§ Exercise input
━━━

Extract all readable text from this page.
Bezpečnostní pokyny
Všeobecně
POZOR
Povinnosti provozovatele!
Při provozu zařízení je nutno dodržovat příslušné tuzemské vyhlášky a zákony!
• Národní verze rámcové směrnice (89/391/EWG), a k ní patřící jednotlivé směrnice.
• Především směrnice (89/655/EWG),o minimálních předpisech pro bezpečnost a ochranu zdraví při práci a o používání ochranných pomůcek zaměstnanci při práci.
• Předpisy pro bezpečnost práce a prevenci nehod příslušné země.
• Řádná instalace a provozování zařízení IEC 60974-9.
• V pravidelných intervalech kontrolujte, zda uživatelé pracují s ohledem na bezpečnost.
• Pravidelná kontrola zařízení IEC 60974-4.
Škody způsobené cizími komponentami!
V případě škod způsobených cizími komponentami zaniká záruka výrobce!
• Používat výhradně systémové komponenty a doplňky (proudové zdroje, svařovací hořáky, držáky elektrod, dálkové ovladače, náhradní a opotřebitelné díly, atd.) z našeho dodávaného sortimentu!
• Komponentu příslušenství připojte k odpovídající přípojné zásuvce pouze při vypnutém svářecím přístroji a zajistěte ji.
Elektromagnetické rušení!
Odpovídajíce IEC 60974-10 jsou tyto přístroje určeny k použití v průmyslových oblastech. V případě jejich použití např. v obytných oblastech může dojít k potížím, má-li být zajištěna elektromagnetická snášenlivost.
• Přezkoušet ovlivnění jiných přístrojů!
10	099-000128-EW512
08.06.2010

━━━

Extract every record. Keep wording exact.

Extract all readable text from this page.
Bezpečnostní pokyny
Všeobecně
POZOR
Povinnosti provozovatele!
Při provozu zařízení je nutno dodržovat příslušné tuzemské vyhlášky a zákony!
• Národní verze rámcové směrnice (89/391/EWG), a k ní patřící jednotlivé směrnice.
• Především směrnice (89/655/EWG),o minimálních předpisech pro bezpečnost a ochranu zdraví při práci a o používání ochranných pomůcek zaměstnanci při práci.
• Předpisy pro bezpečnost práce a prevenci nehod příslušné země.
• Řádná instalace a provozování zařízení IEC 60974-9.
• V pravidelných intervalech kontrolujte, zda uživatelé pracují s ohledem na bezpečnost.
• Pravidelná kontrola zařízení IEC 60974-4.
Škody způsobené cizími komponentami!
V případě škod způsobených cizími komponentami zaniká záruka výrobce!
• Používat výhradně systémové komponenty a doplňky (proudové zdroje, svařovací hořáky, držáky elektrod, dálkové ovladače, náhradní a opotřebitelné díly, atd.) z našeho dodávaného sortimentu!
• Komponentu příslušenství připojte k odpovídající přípojné zásuvce pouze při vypnutém svářecím přístroji a zajistěte ji.
Elektromagnetické rušení!
Odpovídajíce IEC 60974-10 jsou tyto přístroje určeny k použití v průmyslových oblastech. V případě jejich použití např. v obytných oblastech může dojít k potížím, má-li být zajištěna elektromagnetická snášenlivost.
• Přezkoušet ovlivnění jiných přístrojů!
10	099-000128-EW512
08.06.2010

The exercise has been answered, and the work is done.